### Problem to work on
Look through the material below. Copy every line with the string "this" in it.

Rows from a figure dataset
• • • •
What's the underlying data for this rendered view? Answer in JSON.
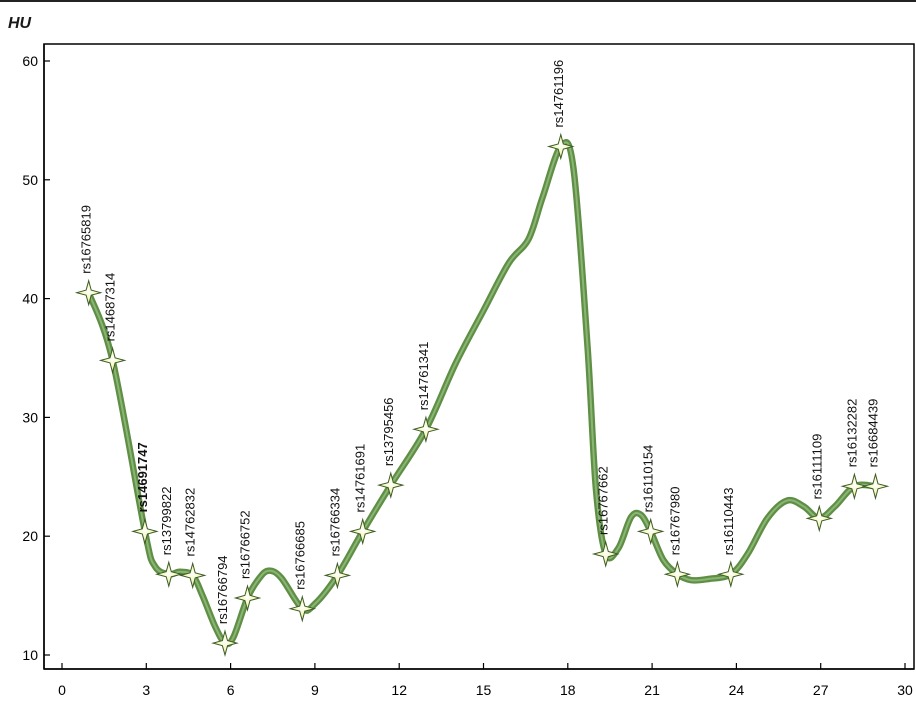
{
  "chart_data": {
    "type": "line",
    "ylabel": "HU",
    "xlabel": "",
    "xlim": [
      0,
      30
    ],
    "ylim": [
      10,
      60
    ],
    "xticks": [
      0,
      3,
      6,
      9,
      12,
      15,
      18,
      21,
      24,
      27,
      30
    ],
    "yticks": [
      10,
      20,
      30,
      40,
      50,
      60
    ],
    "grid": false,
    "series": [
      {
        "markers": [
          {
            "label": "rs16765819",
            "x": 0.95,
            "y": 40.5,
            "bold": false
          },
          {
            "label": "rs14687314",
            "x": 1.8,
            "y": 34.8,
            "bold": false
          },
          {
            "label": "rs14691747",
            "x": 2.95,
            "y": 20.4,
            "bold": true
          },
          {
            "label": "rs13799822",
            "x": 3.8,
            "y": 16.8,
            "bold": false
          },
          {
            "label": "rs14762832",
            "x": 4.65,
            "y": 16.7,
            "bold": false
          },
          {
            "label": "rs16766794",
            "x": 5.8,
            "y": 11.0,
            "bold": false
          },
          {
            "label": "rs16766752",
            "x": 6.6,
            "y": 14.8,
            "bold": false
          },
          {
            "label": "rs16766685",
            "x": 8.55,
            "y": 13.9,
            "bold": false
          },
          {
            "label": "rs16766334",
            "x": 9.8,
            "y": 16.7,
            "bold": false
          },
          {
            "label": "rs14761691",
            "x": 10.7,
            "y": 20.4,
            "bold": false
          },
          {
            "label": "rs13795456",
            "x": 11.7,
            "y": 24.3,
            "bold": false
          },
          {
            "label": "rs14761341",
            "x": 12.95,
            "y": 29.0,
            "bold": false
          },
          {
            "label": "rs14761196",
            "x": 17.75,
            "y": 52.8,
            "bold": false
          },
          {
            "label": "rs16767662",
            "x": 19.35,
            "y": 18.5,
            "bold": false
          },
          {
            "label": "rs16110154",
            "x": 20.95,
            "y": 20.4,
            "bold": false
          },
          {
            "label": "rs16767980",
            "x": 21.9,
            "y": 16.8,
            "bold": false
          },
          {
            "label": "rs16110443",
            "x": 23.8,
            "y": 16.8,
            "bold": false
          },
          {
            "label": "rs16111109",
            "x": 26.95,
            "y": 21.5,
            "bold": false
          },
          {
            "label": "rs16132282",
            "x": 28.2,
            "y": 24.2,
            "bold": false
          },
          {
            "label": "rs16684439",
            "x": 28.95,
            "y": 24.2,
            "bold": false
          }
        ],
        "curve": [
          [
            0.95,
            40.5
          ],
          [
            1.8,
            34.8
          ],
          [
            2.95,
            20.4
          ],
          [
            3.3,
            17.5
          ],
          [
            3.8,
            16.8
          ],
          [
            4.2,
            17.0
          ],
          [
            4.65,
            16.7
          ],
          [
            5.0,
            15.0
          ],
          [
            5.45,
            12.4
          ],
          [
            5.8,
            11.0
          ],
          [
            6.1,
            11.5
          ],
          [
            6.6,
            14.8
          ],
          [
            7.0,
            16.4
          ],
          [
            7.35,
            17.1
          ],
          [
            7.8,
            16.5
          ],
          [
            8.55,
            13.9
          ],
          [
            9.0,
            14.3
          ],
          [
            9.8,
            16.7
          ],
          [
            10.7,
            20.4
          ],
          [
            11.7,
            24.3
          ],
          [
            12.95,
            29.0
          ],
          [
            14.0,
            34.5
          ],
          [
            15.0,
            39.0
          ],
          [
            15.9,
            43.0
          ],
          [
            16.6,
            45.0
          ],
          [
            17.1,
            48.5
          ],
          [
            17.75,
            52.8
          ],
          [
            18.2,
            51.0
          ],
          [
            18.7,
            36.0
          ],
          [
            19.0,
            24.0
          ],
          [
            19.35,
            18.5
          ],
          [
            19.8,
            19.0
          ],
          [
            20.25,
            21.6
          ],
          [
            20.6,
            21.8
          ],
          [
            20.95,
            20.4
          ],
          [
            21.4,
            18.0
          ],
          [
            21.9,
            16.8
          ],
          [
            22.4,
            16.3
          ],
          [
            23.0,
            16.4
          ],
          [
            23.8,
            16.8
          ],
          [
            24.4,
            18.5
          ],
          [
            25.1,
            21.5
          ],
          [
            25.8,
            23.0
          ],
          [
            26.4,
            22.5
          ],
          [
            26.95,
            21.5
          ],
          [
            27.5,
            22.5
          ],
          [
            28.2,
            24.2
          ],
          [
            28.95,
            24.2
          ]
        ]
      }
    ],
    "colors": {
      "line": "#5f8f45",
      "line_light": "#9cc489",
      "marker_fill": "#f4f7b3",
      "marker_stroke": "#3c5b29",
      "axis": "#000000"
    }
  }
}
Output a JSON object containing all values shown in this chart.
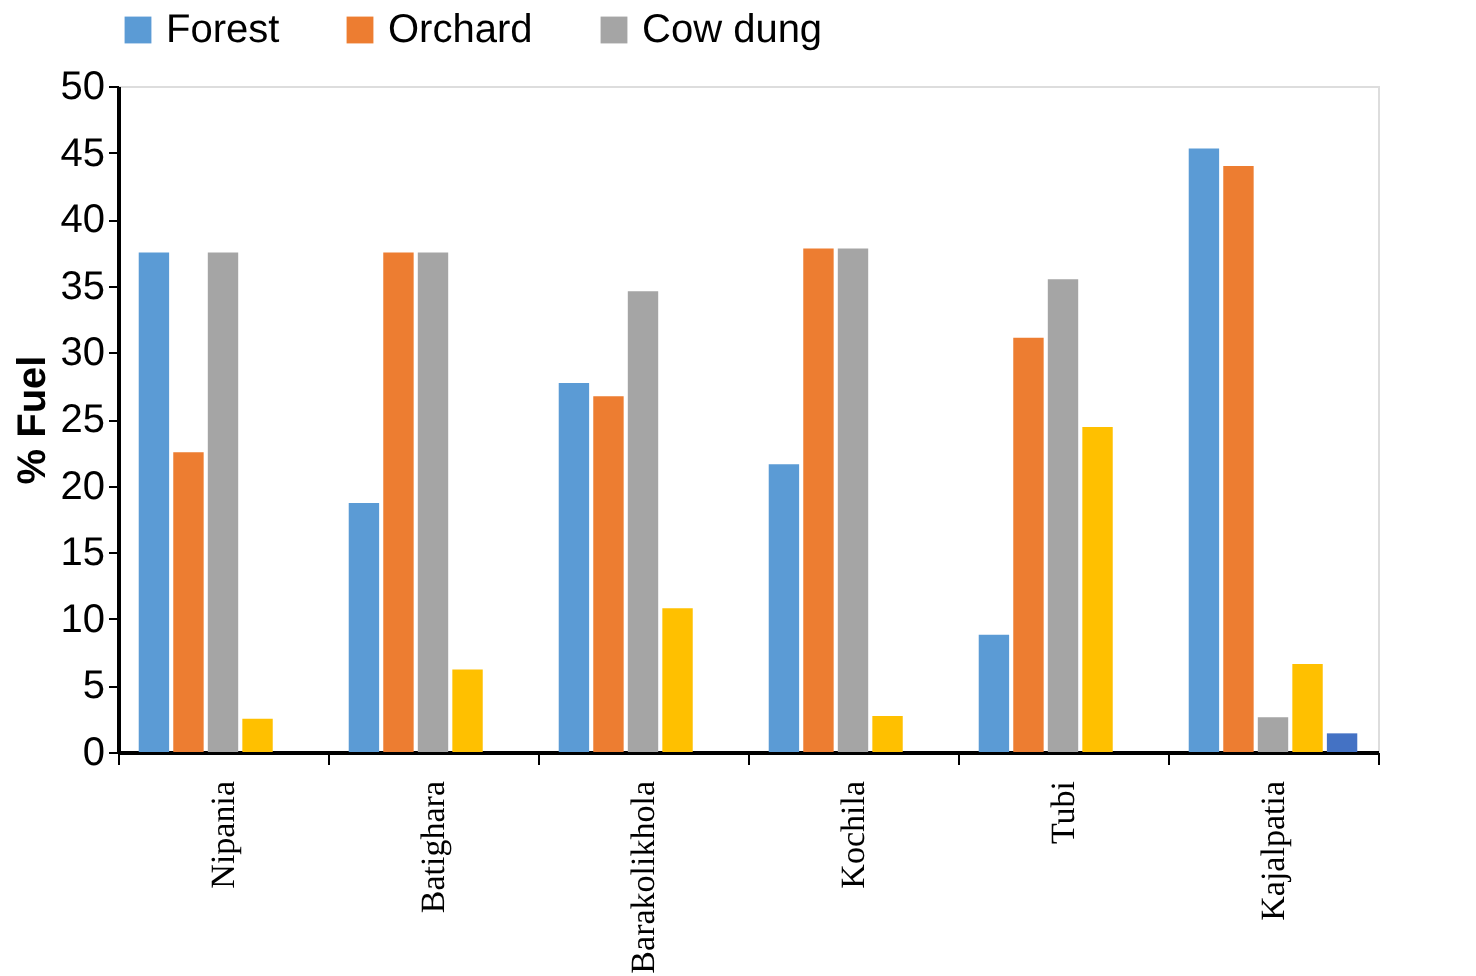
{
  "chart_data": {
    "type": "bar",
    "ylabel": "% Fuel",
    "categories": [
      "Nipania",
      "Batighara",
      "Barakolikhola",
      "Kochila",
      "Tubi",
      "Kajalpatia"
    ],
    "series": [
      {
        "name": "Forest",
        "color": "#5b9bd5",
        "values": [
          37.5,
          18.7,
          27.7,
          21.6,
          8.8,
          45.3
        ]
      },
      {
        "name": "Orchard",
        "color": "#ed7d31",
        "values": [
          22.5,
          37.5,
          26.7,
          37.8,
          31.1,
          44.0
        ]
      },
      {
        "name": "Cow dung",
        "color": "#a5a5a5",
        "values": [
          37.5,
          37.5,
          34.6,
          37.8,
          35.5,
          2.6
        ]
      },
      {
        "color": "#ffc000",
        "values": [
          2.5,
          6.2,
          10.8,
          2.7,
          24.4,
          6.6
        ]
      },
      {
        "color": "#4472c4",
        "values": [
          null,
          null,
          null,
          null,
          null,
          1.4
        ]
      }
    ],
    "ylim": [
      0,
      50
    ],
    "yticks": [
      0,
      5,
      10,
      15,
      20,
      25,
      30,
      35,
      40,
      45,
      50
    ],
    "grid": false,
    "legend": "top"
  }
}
• • • •
### The answer
What's the underlying data for this rendered view? Answer in JSON.
Output a JSON object containing all values shown in this chart.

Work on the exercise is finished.